● **Given instruction**
Report every line in the listing that contains the string "trend".

● **Provided material**
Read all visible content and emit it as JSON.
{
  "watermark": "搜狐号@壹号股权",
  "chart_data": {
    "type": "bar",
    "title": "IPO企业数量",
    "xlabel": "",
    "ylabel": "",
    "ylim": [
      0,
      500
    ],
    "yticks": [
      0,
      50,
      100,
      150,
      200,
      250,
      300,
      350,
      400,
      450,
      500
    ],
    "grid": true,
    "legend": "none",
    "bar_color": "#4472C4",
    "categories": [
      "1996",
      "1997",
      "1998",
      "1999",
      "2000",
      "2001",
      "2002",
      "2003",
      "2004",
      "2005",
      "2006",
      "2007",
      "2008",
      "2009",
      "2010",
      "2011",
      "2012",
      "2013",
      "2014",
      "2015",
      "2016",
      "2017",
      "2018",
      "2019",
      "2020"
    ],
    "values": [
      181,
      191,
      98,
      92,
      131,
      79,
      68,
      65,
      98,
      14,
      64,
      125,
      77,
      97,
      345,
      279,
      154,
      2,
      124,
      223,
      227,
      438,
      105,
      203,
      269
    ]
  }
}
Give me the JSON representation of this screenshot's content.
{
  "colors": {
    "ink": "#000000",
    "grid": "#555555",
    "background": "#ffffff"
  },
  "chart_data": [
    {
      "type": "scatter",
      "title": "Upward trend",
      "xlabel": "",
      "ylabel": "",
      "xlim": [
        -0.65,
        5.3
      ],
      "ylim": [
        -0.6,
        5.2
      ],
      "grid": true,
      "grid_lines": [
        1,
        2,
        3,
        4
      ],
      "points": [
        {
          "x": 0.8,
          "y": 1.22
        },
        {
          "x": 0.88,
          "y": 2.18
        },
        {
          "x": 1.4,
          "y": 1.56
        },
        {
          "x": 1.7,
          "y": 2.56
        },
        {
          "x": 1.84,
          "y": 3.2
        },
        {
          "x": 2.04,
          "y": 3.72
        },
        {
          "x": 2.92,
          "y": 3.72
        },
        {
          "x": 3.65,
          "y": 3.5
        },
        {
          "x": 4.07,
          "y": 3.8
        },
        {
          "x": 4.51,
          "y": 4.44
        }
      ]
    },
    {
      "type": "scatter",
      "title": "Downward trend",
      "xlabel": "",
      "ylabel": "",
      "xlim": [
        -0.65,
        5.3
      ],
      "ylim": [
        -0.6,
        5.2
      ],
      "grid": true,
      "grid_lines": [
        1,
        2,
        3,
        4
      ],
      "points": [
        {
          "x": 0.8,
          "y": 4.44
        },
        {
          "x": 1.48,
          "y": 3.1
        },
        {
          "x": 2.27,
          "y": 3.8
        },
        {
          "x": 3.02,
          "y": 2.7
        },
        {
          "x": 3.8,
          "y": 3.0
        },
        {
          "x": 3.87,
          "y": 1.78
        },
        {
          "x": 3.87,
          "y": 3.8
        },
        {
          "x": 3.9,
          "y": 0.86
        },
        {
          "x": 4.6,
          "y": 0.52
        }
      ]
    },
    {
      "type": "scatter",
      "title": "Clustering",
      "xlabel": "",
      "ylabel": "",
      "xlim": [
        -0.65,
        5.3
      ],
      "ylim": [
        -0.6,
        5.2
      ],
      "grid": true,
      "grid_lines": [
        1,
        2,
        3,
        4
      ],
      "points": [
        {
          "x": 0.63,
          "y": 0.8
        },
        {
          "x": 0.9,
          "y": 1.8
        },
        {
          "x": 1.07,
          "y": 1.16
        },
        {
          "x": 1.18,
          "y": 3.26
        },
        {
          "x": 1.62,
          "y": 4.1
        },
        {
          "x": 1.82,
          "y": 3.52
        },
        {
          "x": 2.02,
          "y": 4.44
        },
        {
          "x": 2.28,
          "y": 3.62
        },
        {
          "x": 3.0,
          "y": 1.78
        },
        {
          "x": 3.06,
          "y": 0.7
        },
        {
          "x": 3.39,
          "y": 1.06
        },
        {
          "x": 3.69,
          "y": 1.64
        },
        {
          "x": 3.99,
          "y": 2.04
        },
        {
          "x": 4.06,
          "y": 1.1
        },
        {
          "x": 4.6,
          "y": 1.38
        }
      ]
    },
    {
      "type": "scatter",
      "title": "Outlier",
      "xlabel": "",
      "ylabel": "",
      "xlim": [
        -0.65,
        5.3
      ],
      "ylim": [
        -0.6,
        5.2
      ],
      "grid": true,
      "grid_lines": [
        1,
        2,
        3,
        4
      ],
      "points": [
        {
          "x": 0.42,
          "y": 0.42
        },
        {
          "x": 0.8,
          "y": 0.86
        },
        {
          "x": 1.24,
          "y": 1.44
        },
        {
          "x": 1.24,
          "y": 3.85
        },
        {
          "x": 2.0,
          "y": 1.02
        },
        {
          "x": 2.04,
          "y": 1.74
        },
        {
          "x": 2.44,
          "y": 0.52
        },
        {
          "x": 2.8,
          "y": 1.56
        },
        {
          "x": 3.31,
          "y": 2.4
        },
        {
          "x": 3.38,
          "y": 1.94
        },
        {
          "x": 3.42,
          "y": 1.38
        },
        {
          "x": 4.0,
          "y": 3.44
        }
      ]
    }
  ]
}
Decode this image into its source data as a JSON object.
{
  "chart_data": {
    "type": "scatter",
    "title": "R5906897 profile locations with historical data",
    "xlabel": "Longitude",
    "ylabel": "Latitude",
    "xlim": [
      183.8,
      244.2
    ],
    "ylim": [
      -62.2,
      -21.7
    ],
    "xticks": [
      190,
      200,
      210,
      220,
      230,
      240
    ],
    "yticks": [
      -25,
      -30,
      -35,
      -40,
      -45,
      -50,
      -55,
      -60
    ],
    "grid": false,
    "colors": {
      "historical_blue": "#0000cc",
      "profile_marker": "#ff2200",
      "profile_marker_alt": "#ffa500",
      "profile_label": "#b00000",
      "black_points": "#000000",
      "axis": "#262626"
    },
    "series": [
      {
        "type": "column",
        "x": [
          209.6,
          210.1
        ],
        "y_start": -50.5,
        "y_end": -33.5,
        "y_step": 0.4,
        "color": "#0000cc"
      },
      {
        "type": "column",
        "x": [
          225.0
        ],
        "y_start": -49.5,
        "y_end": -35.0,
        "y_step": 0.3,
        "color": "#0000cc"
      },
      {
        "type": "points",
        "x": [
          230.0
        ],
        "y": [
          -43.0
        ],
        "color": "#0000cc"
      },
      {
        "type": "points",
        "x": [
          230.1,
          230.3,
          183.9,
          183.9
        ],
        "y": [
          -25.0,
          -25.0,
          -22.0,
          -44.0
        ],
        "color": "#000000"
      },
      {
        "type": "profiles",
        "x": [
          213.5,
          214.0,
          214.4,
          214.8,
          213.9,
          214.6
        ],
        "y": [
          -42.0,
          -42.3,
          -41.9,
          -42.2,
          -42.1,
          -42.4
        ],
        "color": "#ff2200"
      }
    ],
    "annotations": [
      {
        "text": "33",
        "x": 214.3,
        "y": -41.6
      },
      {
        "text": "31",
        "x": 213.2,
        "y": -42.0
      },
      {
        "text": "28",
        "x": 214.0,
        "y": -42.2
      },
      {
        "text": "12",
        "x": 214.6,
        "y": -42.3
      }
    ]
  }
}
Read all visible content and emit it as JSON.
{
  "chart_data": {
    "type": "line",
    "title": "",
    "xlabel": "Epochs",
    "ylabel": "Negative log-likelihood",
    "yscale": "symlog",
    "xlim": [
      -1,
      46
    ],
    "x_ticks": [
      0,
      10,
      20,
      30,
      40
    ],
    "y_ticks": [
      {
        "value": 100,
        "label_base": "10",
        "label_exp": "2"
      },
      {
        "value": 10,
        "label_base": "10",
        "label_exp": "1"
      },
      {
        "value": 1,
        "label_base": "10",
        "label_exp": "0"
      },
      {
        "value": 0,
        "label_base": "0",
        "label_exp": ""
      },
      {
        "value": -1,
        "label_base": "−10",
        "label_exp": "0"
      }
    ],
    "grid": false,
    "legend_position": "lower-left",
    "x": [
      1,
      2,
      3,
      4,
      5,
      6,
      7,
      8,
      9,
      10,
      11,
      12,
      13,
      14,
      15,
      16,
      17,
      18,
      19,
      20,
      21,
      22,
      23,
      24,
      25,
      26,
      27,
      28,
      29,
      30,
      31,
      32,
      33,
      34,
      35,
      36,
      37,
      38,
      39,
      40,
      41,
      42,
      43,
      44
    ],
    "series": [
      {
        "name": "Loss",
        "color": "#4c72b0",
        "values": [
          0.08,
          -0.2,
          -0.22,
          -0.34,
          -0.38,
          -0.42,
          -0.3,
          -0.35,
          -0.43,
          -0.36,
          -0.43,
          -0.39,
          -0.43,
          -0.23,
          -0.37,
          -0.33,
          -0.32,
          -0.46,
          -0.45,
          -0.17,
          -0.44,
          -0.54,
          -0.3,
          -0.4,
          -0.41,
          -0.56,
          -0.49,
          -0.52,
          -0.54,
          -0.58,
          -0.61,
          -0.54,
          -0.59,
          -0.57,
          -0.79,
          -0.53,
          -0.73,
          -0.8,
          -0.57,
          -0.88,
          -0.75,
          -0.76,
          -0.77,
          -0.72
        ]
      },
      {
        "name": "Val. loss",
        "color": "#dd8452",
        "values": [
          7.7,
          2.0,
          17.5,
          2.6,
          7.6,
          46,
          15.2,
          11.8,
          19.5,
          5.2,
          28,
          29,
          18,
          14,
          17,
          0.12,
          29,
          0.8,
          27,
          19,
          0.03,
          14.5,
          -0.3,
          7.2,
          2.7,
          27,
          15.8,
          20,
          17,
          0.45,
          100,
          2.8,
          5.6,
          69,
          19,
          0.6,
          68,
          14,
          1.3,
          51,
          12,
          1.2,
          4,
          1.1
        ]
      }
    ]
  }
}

● **Output of the exercise**
      "title": "Upward trend",
      "title": "Downward trend",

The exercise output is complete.